- MATERIAL
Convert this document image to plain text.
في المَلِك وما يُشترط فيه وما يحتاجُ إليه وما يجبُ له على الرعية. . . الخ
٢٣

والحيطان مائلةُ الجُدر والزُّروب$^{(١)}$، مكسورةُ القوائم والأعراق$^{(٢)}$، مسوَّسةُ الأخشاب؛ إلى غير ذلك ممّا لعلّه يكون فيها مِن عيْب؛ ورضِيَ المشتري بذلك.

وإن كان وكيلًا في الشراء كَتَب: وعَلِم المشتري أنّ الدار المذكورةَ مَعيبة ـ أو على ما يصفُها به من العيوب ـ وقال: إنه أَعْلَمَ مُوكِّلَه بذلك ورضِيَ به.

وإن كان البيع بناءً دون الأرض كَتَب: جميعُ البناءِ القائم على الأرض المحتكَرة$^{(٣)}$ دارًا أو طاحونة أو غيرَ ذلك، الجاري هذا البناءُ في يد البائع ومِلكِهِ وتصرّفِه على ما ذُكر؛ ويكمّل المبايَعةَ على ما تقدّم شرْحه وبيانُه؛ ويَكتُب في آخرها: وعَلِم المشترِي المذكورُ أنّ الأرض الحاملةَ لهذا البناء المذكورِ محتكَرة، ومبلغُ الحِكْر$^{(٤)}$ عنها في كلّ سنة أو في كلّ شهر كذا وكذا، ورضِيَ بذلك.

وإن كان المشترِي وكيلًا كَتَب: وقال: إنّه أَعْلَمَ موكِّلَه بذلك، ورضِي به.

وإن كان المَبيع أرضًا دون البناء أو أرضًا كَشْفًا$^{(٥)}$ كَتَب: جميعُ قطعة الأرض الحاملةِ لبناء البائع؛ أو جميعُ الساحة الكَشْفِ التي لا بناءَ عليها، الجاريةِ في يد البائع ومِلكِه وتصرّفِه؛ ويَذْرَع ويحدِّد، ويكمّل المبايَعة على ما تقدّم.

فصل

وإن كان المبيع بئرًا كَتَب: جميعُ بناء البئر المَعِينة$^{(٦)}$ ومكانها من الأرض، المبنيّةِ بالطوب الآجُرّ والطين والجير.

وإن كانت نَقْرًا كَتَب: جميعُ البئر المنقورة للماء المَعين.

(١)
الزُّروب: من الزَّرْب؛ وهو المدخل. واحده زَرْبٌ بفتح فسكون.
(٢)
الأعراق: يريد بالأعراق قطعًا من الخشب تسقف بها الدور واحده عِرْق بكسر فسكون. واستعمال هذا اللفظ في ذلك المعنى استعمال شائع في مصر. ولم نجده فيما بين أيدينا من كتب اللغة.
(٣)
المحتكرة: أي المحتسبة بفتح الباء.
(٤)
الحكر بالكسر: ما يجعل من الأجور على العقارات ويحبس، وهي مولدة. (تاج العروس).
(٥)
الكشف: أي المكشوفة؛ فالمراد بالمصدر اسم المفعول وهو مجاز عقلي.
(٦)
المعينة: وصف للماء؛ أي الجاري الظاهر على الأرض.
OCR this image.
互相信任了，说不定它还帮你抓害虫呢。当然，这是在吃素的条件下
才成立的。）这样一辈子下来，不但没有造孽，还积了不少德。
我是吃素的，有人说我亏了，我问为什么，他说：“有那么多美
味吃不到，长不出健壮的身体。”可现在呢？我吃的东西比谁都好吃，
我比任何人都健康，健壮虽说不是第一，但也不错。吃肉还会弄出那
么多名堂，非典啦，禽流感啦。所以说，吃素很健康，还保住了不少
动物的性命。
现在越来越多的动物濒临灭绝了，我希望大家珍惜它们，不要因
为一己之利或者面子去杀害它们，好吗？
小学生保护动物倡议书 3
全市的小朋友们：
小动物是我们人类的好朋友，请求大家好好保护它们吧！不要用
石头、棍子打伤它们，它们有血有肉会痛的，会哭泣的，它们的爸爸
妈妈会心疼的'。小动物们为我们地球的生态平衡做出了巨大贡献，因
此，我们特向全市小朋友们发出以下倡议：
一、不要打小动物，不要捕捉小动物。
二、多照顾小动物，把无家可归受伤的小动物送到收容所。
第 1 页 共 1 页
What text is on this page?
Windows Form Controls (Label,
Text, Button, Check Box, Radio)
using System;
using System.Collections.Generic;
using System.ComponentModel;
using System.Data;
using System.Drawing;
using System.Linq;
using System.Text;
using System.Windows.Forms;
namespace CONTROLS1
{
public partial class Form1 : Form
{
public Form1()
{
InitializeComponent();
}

- STATED GOAL
Repeat the listing exactly, from its first line to its last.

- SOLUTION
Convert this document image to plain text.
في المَلِك وما يُشترط فيه وما يحتاجُ إليه وما يجبُ له على الرعية. . . الخ
٢٣

والحيطان مائلةُ الجُدر والزُّروب$^{(١)}$، مكسورةُ القوائم والأعراق$^{(٢)}$، مسوَّسةُ الأخشاب؛ إلى غير ذلك ممّا لعلّه يكون فيها مِن عيْب؛ ورضِيَ المشتري بذلك.

وإن كان وكيلًا في الشراء كَتَب: وعَلِم المشتري أنّ الدار المذكورةَ مَعيبة ـ أو على ما يصفُها به من العيوب ـ وقال: إنه أَعْلَمَ مُوكِّلَه بذلك ورضِيَ به.

وإن كان البيع بناءً دون الأرض كَتَب: جميعُ البناءِ القائم على الأرض المحتكَرة$^{(٣)}$ دارًا أو طاحونة أو غيرَ ذلك، الجاري هذا البناءُ في يد البائع ومِلكِهِ وتصرّفِه على ما ذُكر؛ ويكمّل المبايَعةَ على ما تقدّم شرْحه وبيانُه؛ ويَكتُب في آخرها: وعَلِم المشترِي المذكورُ أنّ الأرض الحاملةَ لهذا البناء المذكورِ محتكَرة، ومبلغُ الحِكْر$^{(٤)}$ عنها في كلّ سنة أو في كلّ شهر كذا وكذا، ورضِيَ بذلك.

وإن كان المشترِي وكيلًا كَتَب: وقال: إنّه أَعْلَمَ موكِّلَه بذلك، ورضِي به.

وإن كان المَبيع أرضًا دون البناء أو أرضًا كَشْفًا$^{(٥)}$ كَتَب: جميعُ قطعة الأرض الحاملةِ لبناء البائع؛ أو جميعُ الساحة الكَشْفِ التي لا بناءَ عليها، الجاريةِ في يد البائع ومِلكِه وتصرّفِه؛ ويَذْرَع ويحدِّد، ويكمّل المبايَعة على ما تقدّم.

فصل

وإن كان المبيع بئرًا كَتَب: جميعُ بناء البئر المَعِينة$^{(٦)}$ ومكانها من الأرض، المبنيّةِ بالطوب الآجُرّ والطين والجير.

وإن كانت نَقْرًا كَتَب: جميعُ البئر المنقورة للماء المَعين.

(١)
الزُّروب: من الزَّرْب؛ وهو المدخل. واحده زَرْبٌ بفتح فسكون.
(٢)
الأعراق: يريد بالأعراق قطعًا من الخشب تسقف بها الدور واحده عِرْق بكسر فسكون. واستعمال هذا اللفظ في ذلك المعنى استعمال شائع في مصر. ولم نجده فيما بين أيدينا من كتب اللغة.
(٣)
المحتكرة: أي المحتسبة بفتح الباء.
(٤)
الحكر بالكسر: ما يجعل من الأجور على العقارات ويحبس، وهي مولدة. (تاج العروس).
(٥)
الكشف: أي المكشوفة؛ فالمراد بالمصدر اسم المفعول وهو مجاز عقلي.
(٦)
المعينة: وصف للماء؛ أي الجاري الظاهر على الأرض.
OCR this image.
互相信任了，说不定它还帮你抓害虫呢。当然，这是在吃素的条件下
才成立的。）这样一辈子下来，不但没有造孽，还积了不少德。
我是吃素的，有人说我亏了，我问为什么，他说：“有那么多美
味吃不到，长不出健壮的身体。”可现在呢？我吃的东西比谁都好吃，
我比任何人都健康，健壮虽说不是第一，但也不错。吃肉还会弄出那
么多名堂，非典啦，禽流感啦。所以说，吃素很健康，还保住了不少
动物的性命。
现在越来越多的动物濒临灭绝了，我希望大家珍惜它们，不要因
为一己之利或者面子去杀害它们，好吗？
小学生保护动物倡议书 3
全市的小朋友们：
小动物是我们人类的好朋友，请求大家好好保护它们吧！不要用
石头、棍子打伤它们，它们有血有肉会痛的，会哭泣的，它们的爸爸
妈妈会心疼的'。小动物们为我们地球的生态平衡做出了巨大贡献，因
此，我们特向全市小朋友们发出以下倡议：
一、不要打小动物，不要捕捉小动物。
二、多照顾小动物，把无家可归受伤的小动物送到收容所。
第 1 页 共 1 页
What text is on this page?
Windows Form Controls (Label,
Text, Button, Check Box, Radio)
using System;
using System.Collections.Generic;
using System.ComponentModel;
using System.Data;
using System.Drawing;
using System.Linq;
using System.Text;
using System.Windows.Forms;
namespace CONTROLS1
{
public partial class Form1 : Form
{
public Form1()
{
InitializeComponent();
}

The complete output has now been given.